> Do this:
Can the data below be echoed back word for word?

━━━━━ Data rows

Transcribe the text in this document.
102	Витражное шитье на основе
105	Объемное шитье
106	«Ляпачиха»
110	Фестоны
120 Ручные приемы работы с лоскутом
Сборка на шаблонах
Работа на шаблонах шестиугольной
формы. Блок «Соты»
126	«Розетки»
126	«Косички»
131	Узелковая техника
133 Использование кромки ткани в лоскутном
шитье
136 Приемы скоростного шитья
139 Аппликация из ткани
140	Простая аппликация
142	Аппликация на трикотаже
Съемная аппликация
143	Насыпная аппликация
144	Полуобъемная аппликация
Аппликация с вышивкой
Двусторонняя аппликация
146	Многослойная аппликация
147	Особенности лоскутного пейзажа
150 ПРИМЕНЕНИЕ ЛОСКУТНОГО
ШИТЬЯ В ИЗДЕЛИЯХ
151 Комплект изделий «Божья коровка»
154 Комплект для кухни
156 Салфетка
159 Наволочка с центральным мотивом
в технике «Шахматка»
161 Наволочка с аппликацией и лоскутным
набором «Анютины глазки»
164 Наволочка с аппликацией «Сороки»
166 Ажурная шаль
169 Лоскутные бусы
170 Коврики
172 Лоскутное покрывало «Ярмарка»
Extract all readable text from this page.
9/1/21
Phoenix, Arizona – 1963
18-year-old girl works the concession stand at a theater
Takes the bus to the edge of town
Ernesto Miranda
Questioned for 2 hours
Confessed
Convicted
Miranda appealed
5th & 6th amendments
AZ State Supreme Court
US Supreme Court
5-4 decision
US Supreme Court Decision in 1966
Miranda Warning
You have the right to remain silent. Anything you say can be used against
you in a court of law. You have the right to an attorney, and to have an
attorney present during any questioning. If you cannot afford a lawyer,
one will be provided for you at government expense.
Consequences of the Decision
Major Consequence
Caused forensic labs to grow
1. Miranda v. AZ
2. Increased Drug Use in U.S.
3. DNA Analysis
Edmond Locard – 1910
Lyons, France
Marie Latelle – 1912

━━━━━━━━━━

> Written solution:
Transcribe the text in this document.
102	Витражное шитье на основе
105	Объемное шитье
106	«Ляпачиха»
110	Фестоны
120 Ручные приемы работы с лоскутом
Сборка на шаблонах
Работа на шаблонах шестиугольной
формы. Блок «Соты»
126	«Розетки»
126	«Косички»
131	Узелковая техника
133 Использование кромки ткани в лоскутном
шитье
136 Приемы скоростного шитья
139 Аппликация из ткани
140	Простая аппликация
142	Аппликация на трикотаже
Съемная аппликация
143	Насыпная аппликация
144	Полуобъемная аппликация
Аппликация с вышивкой
Двусторонняя аппликация
146	Многослойная аппликация
147	Особенности лоскутного пейзажа
150 ПРИМЕНЕНИЕ ЛОСКУТНОГО
ШИТЬЯ В ИЗДЕЛИЯХ
151 Комплект изделий «Божья коровка»
154 Комплект для кухни
156 Салфетка
159 Наволочка с центральным мотивом
в технике «Шахматка»
161 Наволочка с аппликацией и лоскутным
набором «Анютины глазки»
164 Наволочка с аппликацией «Сороки»
166 Ажурная шаль
169 Лоскутные бусы
170 Коврики
172 Лоскутное покрывало «Ярмарка»
Extract all readable text from this page.
9/1/21
Phoenix, Arizona – 1963
18-year-old girl works the concession stand at a theater
Takes the bus to the edge of town
Ernesto Miranda
Questioned for 2 hours
Confessed
Convicted
Miranda appealed
5th & 6th amendments
AZ State Supreme Court
US Supreme Court
5-4 decision
US Supreme Court Decision in 1966
Miranda Warning
You have the right to remain silent. Anything you say can be used against
you in a court of law. You have the right to an attorney, and to have an
attorney present during any questioning. If you cannot afford a lawyer,
one will be provided for you at government expense.
Consequences of the Decision
Major Consequence
Caused forensic labs to grow
1. Miranda v. AZ
2. Increased Drug Use in U.S.
3. DNA Analysis
Edmond Locard – 1910
Lyons, France
Marie Latelle – 1912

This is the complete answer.